[Given data]:
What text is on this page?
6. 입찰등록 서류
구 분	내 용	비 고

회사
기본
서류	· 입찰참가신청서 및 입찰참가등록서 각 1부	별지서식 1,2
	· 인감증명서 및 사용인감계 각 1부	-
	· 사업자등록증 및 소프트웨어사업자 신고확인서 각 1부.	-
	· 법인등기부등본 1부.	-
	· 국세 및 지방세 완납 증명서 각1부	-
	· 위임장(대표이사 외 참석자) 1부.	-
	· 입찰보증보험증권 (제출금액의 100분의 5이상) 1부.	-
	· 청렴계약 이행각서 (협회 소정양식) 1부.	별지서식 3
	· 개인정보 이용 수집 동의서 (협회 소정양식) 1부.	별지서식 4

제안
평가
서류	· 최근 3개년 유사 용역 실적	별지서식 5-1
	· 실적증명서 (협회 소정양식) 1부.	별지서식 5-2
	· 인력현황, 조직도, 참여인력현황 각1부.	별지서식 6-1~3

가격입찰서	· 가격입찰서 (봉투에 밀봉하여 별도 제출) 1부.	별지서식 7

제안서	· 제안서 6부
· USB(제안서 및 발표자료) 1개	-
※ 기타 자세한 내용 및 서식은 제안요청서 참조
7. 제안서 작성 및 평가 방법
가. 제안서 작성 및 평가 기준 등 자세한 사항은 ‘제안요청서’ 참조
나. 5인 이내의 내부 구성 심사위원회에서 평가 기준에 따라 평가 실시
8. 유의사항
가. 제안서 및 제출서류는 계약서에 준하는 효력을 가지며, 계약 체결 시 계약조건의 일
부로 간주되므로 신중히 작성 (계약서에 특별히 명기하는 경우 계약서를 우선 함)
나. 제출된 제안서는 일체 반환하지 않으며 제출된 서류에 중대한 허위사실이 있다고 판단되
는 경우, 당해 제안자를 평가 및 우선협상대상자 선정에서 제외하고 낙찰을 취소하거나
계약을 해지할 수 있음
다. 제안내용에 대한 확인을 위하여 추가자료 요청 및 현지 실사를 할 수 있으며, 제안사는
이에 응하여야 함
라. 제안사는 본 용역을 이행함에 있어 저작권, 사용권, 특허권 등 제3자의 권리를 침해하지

[Written instruction]:
Check each line of the records for the word "계약서에", and show the lines that contain it.

[Result]:
가. 제안서 및 제출서류는 계약서에 준하는 효력을 가지며, 계약 체결 시 계약조건의 일
부로 간주되므로 신중히 작성 (계약서에 특별히 명기하는 경우 계약서를 우선 함)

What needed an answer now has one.